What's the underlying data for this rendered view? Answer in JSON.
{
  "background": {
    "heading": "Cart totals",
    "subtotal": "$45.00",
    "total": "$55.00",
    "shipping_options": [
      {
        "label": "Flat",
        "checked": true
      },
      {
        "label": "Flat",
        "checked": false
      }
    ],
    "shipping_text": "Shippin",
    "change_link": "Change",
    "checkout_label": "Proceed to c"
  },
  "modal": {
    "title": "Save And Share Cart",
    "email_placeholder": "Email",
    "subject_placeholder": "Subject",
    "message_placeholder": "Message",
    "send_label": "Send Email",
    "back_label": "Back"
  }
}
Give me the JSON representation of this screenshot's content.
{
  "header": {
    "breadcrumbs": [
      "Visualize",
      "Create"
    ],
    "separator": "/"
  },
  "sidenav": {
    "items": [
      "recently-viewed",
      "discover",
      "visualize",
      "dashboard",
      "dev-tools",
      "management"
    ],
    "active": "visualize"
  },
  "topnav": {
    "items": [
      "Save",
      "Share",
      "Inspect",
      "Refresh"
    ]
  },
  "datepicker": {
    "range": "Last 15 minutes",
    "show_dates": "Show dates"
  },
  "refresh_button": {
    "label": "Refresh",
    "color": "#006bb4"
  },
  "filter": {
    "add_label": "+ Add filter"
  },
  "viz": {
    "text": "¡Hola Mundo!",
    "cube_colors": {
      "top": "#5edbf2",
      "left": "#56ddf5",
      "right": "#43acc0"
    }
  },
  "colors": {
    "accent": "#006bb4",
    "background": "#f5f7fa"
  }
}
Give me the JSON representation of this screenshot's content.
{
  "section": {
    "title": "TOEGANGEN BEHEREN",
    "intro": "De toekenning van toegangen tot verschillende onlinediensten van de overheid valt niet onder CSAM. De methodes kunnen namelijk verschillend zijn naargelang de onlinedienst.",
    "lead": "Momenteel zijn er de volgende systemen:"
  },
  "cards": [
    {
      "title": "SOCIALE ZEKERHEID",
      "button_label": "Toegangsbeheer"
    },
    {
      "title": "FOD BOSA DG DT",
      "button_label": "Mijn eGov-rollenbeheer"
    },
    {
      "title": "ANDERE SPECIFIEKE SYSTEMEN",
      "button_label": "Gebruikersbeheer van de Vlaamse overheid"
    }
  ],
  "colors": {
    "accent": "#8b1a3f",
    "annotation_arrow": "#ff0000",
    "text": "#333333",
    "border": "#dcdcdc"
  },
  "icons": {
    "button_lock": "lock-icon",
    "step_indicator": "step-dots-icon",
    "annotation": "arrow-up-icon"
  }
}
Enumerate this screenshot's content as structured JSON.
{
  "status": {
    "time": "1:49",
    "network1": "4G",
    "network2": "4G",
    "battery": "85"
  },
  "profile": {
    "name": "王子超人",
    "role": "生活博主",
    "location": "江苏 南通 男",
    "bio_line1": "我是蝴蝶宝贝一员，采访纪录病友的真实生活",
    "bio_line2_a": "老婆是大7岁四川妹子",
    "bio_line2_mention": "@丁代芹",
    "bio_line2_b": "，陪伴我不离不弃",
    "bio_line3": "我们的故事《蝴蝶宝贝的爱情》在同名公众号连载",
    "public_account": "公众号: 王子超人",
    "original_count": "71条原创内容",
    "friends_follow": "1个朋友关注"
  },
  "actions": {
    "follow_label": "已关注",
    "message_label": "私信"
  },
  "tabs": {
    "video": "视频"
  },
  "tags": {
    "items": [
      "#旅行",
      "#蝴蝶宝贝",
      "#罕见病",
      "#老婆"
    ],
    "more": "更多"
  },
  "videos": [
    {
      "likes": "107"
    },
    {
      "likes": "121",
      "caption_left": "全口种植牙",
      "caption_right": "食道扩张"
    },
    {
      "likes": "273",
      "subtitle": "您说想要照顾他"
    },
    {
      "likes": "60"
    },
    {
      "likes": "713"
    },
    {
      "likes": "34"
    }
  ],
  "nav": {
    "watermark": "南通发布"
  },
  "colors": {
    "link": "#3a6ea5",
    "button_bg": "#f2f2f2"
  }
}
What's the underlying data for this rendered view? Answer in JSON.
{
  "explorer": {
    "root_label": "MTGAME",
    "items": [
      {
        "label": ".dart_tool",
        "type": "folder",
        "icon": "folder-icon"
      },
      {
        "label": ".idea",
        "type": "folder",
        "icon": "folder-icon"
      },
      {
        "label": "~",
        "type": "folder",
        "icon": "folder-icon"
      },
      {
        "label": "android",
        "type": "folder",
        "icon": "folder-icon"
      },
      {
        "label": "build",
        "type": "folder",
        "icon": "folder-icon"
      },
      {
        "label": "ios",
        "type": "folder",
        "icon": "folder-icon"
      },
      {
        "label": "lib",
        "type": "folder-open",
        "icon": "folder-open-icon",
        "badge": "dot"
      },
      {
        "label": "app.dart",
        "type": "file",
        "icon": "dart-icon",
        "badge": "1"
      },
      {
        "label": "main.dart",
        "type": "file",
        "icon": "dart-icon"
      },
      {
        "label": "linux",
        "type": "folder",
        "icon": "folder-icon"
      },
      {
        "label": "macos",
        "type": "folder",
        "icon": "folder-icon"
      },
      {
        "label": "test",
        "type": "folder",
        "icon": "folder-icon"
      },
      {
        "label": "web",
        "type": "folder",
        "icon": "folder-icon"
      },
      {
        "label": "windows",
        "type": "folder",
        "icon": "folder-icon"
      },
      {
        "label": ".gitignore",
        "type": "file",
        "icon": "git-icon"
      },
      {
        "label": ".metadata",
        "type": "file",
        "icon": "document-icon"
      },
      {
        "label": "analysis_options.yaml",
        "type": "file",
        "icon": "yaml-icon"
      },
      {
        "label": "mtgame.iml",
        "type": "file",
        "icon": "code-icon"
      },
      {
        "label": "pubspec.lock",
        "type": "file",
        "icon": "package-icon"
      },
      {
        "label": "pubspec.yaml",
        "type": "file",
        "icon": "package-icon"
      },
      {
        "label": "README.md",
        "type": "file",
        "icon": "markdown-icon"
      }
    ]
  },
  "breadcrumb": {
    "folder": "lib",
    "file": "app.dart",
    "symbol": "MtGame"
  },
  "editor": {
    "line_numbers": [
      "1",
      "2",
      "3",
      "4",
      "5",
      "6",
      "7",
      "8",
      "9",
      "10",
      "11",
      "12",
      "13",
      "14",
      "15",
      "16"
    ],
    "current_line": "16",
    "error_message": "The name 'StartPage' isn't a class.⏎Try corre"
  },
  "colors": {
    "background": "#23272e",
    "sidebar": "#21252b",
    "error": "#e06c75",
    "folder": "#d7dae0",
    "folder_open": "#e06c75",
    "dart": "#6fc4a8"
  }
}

* _What is needed_: Show, from the listing above, each line that contains the word "background".

* _Correct response_:
  "background": {
    "background": "#f5f7fa"
    "background": "#23272e",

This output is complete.